Stated goal: Repeat the listing word for word. No pictures belong in the copy.

[Stored items]
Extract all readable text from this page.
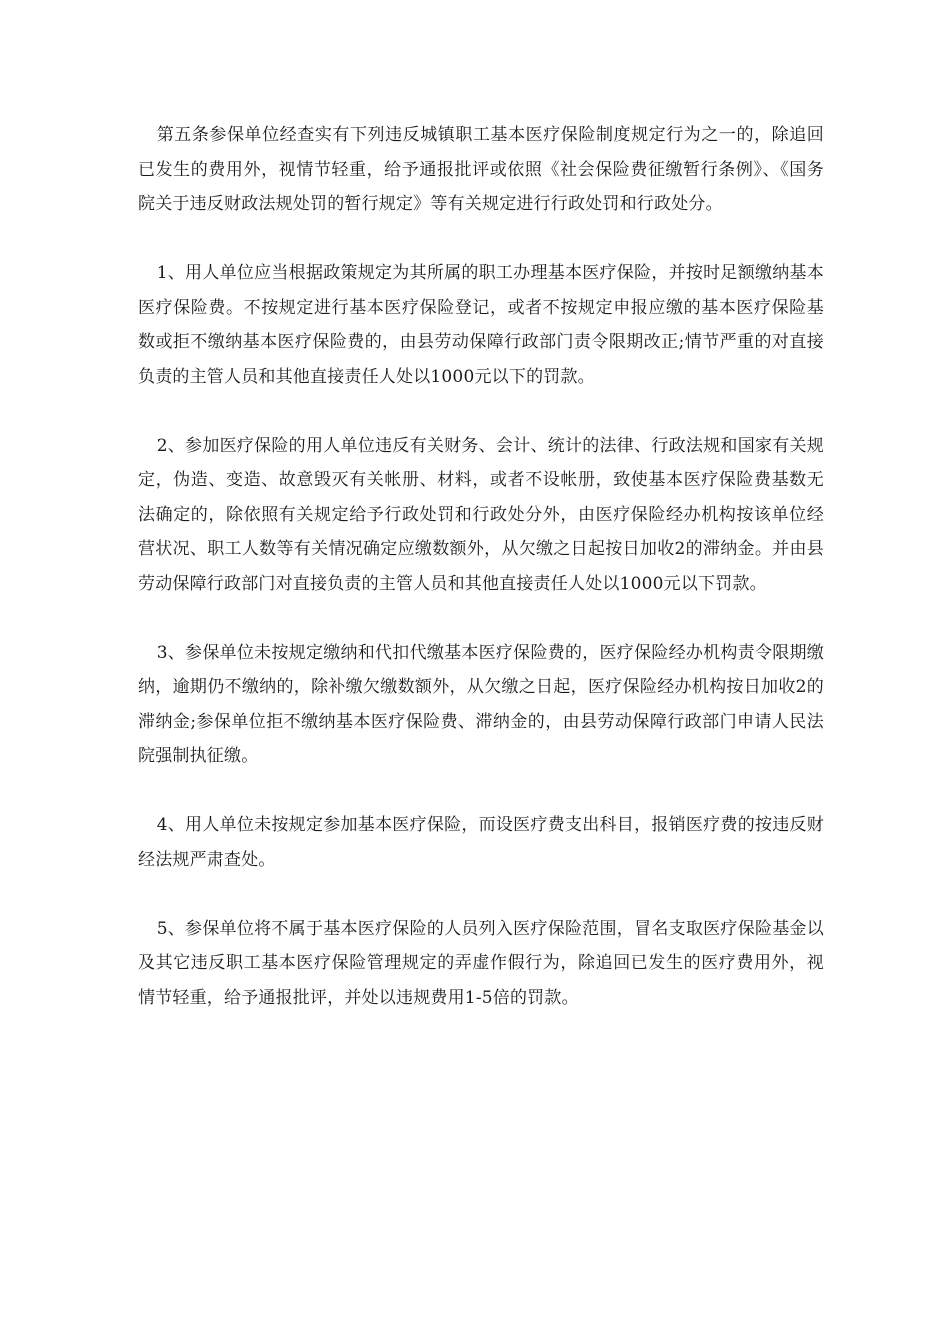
第五条参保单位经查实有下列违反城镇职工基本医疗保险制度规定行为之一的，除追回已发生的费用外，视情节轻重，给予通报批评或依照《社会保险费征缴暂行条例》、《国务院关于违反财政法规处罚的暂行规定》等有关规定进行行政处罚和行政处分。

1、用人单位应当根据政策规定为其所属的职工办理基本医疗保险，并按时足额缴纳基本医疗保险费。不按规定进行基本医疗保险登记，或者不按规定申报应缴的基本医疗保险基数或拒不缴纳基本医疗保险费的，由县劳动保障行政部门责令限期改正;情节严重的对直接负责的主管人员和其他直接责任人处以1000元以下的罚款。

2、参加医疗保险的用人单位违反有关财务、会计、统计的法律、行政法规和国家有关规定，伪造、变造、故意毁灭有关帐册、材料，或者不设帐册，致使基本医疗保险费基数无法确定的，除依照有关规定给予行政处罚和行政处分外，由医疗保险经办机构按该单位经营状况、职工人数等有关情况确定应缴数额外，从欠缴之日起按日加收2的滞纳金。并由县劳动保障行政部门对直接负责的主管人员和其他直接责任人处以1000元以下罚款。

3、参保单位未按规定缴纳和代扣代缴基本医疗保险费的，医疗保险经办机构责令限期缴纳，逾期仍不缴纳的，除补缴欠缴数额外，从欠缴之日起，医疗保险经办机构按日加收2的滞纳金;参保单位拒不缴纳基本医疗保险费、滞纳金的，由县劳动保障行政部门申请人民法院强制执征缴。

4、用人单位未按规定参加基本医疗保险，而设医疗费支出科目，报销医疗费的按违反财经法规严肃查处。

5、参保单位将不属于基本医疗保险的人员列入医疗保险范围，冒名支取医疗保险基金以及其它违反职工基本医疗保险管理规定的弄虚作假行为，除追回已发生的医疗费用外，视情节轻重，给予通报批评，并处以违规费用1-5倍的罚款。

Task output:
Extract all readable text from this page.
第五条参保单位经查实有下列违反城镇职工基本医疗保险制度规定行为之一的，除追回已发生的费用外，视情节轻重，给予通报批评或依照《社会保险费征缴暂行条例》、《国务院关于违反财政法规处罚的暂行规定》等有关规定进行行政处罚和行政处分。

1、用人单位应当根据政策规定为其所属的职工办理基本医疗保险，并按时足额缴纳基本医疗保险费。不按规定进行基本医疗保险登记，或者不按规定申报应缴的基本医疗保险基数或拒不缴纳基本医疗保险费的，由县劳动保障行政部门责令限期改正;情节严重的对直接负责的主管人员和其他直接责任人处以1000元以下的罚款。

2、参加医疗保险的用人单位违反有关财务、会计、统计的法律、行政法规和国家有关规定，伪造、变造、故意毁灭有关帐册、材料，或者不设帐册，致使基本医疗保险费基数无法确定的，除依照有关规定给予行政处罚和行政处分外，由医疗保险经办机构按该单位经营状况、职工人数等有关情况确定应缴数额外，从欠缴之日起按日加收2的滞纳金。并由县劳动保障行政部门对直接负责的主管人员和其他直接责任人处以1000元以下罚款。

3、参保单位未按规定缴纳和代扣代缴基本医疗保险费的，医疗保险经办机构责令限期缴纳，逾期仍不缴纳的，除补缴欠缴数额外，从欠缴之日起，医疗保险经办机构按日加收2的滞纳金;参保单位拒不缴纳基本医疗保险费、滞纳金的，由县劳动保障行政部门申请人民法院强制执征缴。

4、用人单位未按规定参加基本医疗保险，而设医疗费支出科目，报销医疗费的按违反财经法规严肃查处。

5、参保单位将不属于基本医疗保险的人员列入医疗保险范围，冒名支取医疗保险基金以及其它违反职工基本医疗保险管理规定的弄虚作假行为，除追回已发生的医疗费用外，视情节轻重，给予通报批评，并处以违规费用1-5倍的罚款。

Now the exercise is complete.